++++ SUPPLIED DATA ++++

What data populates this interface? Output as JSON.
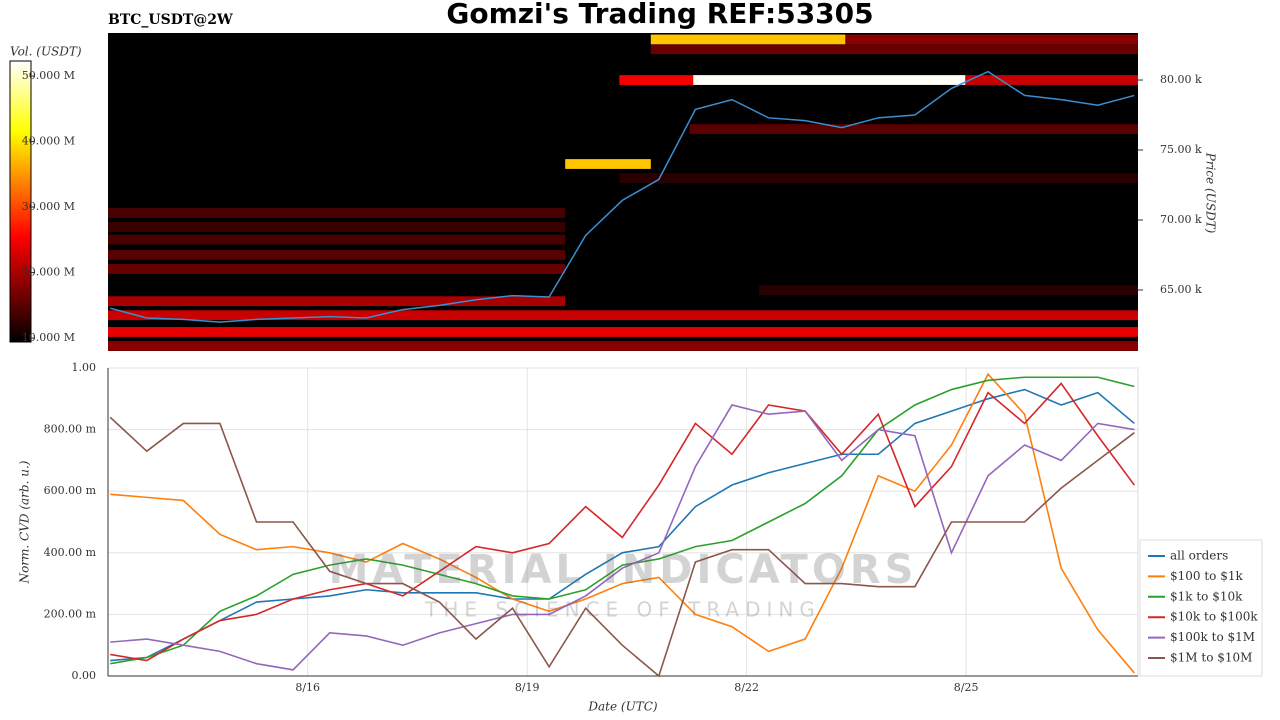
{
  "title": "Gomzi's Trading REF:53305",
  "watermark": {
    "title": "MATERIAL INDICATORS",
    "subtitle": "THE SCIENCE OF TRADING"
  },
  "chart_data": [
    {
      "type": "heatmap",
      "title": "BTC_USDT@2W",
      "ylabel": "Price (USDT)",
      "colorbar_label": "Vol. (USDT)",
      "xlim": [
        13.27,
        27.35
      ],
      "ylim": [
        60640,
        83360
      ],
      "yticks": [
        {
          "value": 65000,
          "label": "65.00 k"
        },
        {
          "value": 70000,
          "label": "70.00 k"
        },
        {
          "value": 75000,
          "label": "75.00 k"
        },
        {
          "value": 80000,
          "label": "80.00 k"
        }
      ],
      "clim": [
        9400000,
        52300000
      ],
      "cticks": [
        {
          "value": 10000000,
          "label": "10.000 M"
        },
        {
          "value": 20000000,
          "label": "20.000 M"
        },
        {
          "value": 30000000,
          "label": "30.000 M"
        },
        {
          "value": 40000000,
          "label": "40.000 M"
        },
        {
          "value": 50000000,
          "label": "50.000 M"
        }
      ],
      "cmap": "hot",
      "bands": [
        {
          "price": 82900,
          "x": [
            20.69,
            23.35
          ],
          "value": 38000000
        },
        {
          "price": 82900,
          "x": [
            23.35,
            27.35
          ],
          "value": 18000000
        },
        {
          "price": 82200,
          "x": [
            20.69,
            27.35
          ],
          "value": 16000000
        },
        {
          "price": 80000,
          "x": [
            20.26,
            21.27
          ],
          "value": 25000000
        },
        {
          "price": 80000,
          "x": [
            21.27,
            24.99
          ],
          "value": 52000000
        },
        {
          "price": 80000,
          "x": [
            24.99,
            27.35
          ],
          "value": 22000000
        },
        {
          "price": 76500,
          "x": [
            21.22,
            27.35
          ],
          "value": 15000000
        },
        {
          "price": 74000,
          "x": [
            19.52,
            20.69
          ],
          "value": 38000000
        },
        {
          "price": 73000,
          "x": [
            20.26,
            27.35
          ],
          "value": 12000000
        },
        {
          "price": 70500,
          "x": [
            13.27,
            19.52
          ],
          "value": 14000000
        },
        {
          "price": 69500,
          "x": [
            13.27,
            19.52
          ],
          "value": 13000000
        },
        {
          "price": 68600,
          "x": [
            13.27,
            19.52
          ],
          "value": 14000000
        },
        {
          "price": 67500,
          "x": [
            13.27,
            19.52
          ],
          "value": 15000000
        },
        {
          "price": 66500,
          "x": [
            13.27,
            19.52
          ],
          "value": 16000000
        },
        {
          "price": 65000,
          "x": [
            22.17,
            27.35
          ],
          "value": 12000000
        },
        {
          "price": 64200,
          "x": [
            13.27,
            19.52
          ],
          "value": 20000000
        },
        {
          "price": 63200,
          "x": [
            13.27,
            27.35
          ],
          "value": 22000000
        },
        {
          "price": 62000,
          "x": [
            13.27,
            27.35
          ],
          "value": 24000000
        },
        {
          "price": 61000,
          "x": [
            13.27,
            27.35
          ],
          "value": 18000000
        }
      ],
      "x": [
        13.3,
        13.8,
        14.3,
        14.8,
        15.3,
        15.8,
        16.3,
        16.8,
        17.3,
        17.8,
        18.3,
        18.8,
        19.3,
        19.8,
        20.3,
        20.8,
        21.3,
        21.8,
        22.3,
        22.8,
        23.3,
        23.8,
        24.3,
        24.8,
        25.3,
        25.8,
        26.3,
        26.8,
        27.3
      ],
      "price": {
        "color": "#3b8ed0",
        "values": [
          63700,
          63000,
          62900,
          62700,
          62900,
          63000,
          63100,
          63000,
          63600,
          63900,
          64300,
          64600,
          64500,
          68900,
          71400,
          72900,
          77900,
          78600,
          77300,
          77100,
          76600,
          77300,
          77500,
          79400,
          80600,
          78900,
          78600,
          78200,
          78900
        ]
      }
    },
    {
      "type": "line",
      "xlabel": "Date (UTC)",
      "ylabel": "Norm. CVD (arb. u.)",
      "grid": true,
      "legend": "right",
      "xlim": [
        13.27,
        27.35
      ],
      "xticks": [
        {
          "value": 16,
          "label": "8/16"
        },
        {
          "value": 19,
          "label": "8/19"
        },
        {
          "value": 22,
          "label": "8/22"
        },
        {
          "value": 25,
          "label": "8/25"
        }
      ],
      "ylim": [
        0,
        1
      ],
      "yticks": [
        {
          "value": 0,
          "label": "0.00"
        },
        {
          "value": 0.2,
          "label": "200.00 m"
        },
        {
          "value": 0.4,
          "label": "400.00 m"
        },
        {
          "value": 0.6,
          "label": "600.00 m"
        },
        {
          "value": 0.8,
          "label": "800.00 m"
        },
        {
          "value": 1,
          "label": "1.00"
        }
      ],
      "x": [
        13.3,
        13.8,
        14.3,
        14.8,
        15.3,
        15.8,
        16.3,
        16.8,
        17.3,
        17.8,
        18.3,
        18.8,
        19.3,
        19.8,
        20.3,
        20.8,
        21.3,
        21.8,
        22.3,
        22.8,
        23.3,
        23.8,
        24.3,
        24.8,
        25.3,
        25.8,
        26.3,
        26.8,
        27.3
      ],
      "series": [
        {
          "name": "all orders",
          "color": "#1f77b4",
          "values": [
            0.05,
            0.06,
            0.12,
            0.18,
            0.24,
            0.25,
            0.26,
            0.28,
            0.27,
            0.27,
            0.27,
            0.25,
            0.25,
            0.33,
            0.4,
            0.42,
            0.55,
            0.62,
            0.66,
            0.69,
            0.72,
            0.72,
            0.82,
            0.86,
            0.9,
            0.93,
            0.88,
            0.92,
            0.82
          ]
        },
        {
          "name": "$100 to $1k",
          "color": "#ff7f0e",
          "values": [
            0.59,
            0.58,
            0.57,
            0.46,
            0.41,
            0.42,
            0.4,
            0.37,
            0.43,
            0.38,
            0.32,
            0.25,
            0.21,
            0.25,
            0.3,
            0.32,
            0.2,
            0.16,
            0.08,
            0.12,
            0.35,
            0.65,
            0.6,
            0.75,
            0.98,
            0.85,
            0.35,
            0.15,
            0.01
          ]
        },
        {
          "name": "$1k to $10k",
          "color": "#2ca02c",
          "values": [
            0.04,
            0.06,
            0.1,
            0.21,
            0.26,
            0.33,
            0.36,
            0.38,
            0.36,
            0.33,
            0.3,
            0.26,
            0.25,
            0.28,
            0.36,
            0.38,
            0.42,
            0.44,
            0.5,
            0.56,
            0.65,
            0.8,
            0.88,
            0.93,
            0.96,
            0.97,
            0.97,
            0.97,
            0.94
          ]
        },
        {
          "name": "$10k to $100k",
          "color": "#d62728",
          "values": [
            0.07,
            0.05,
            0.12,
            0.18,
            0.2,
            0.25,
            0.28,
            0.3,
            0.26,
            0.34,
            0.42,
            0.4,
            0.43,
            0.55,
            0.45,
            0.62,
            0.82,
            0.72,
            0.88,
            0.86,
            0.72,
            0.85,
            0.55,
            0.68,
            0.92,
            0.82,
            0.95,
            0.78,
            0.62
          ]
        },
        {
          "name": "$100k to $1M",
          "color": "#9467bd",
          "values": [
            0.11,
            0.12,
            0.1,
            0.08,
            0.04,
            0.02,
            0.14,
            0.13,
            0.1,
            0.14,
            0.17,
            0.2,
            0.2,
            0.26,
            0.35,
            0.4,
            0.68,
            0.88,
            0.85,
            0.86,
            0.7,
            0.8,
            0.78,
            0.4,
            0.65,
            0.75,
            0.7,
            0.82,
            0.8
          ]
        },
        {
          "name": "$1M to $10M",
          "color": "#8c564b",
          "values": [
            0.84,
            0.73,
            0.82,
            0.82,
            0.5,
            0.5,
            0.34,
            0.3,
            0.3,
            0.24,
            0.12,
            0.22,
            0.03,
            0.22,
            0.1,
            0.0,
            0.37,
            0.41,
            0.41,
            0.3,
            0.3,
            0.29,
            0.29,
            0.5,
            0.5,
            0.5,
            0.61,
            0.7,
            0.79
          ]
        }
      ]
    }
  ]
}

++++

> [WORK TO COMPLETE]: In the entries above, locate every line with the word "name" and copy it.

> [FINAL ANSWER]:
          "name": "all orders",
          "name": "$100 to $1k",
          "name": "$1k to $10k",
          "name": "$10k to $100k",
          "name": "$100k to $1M",
          "name": "$1M to $10M",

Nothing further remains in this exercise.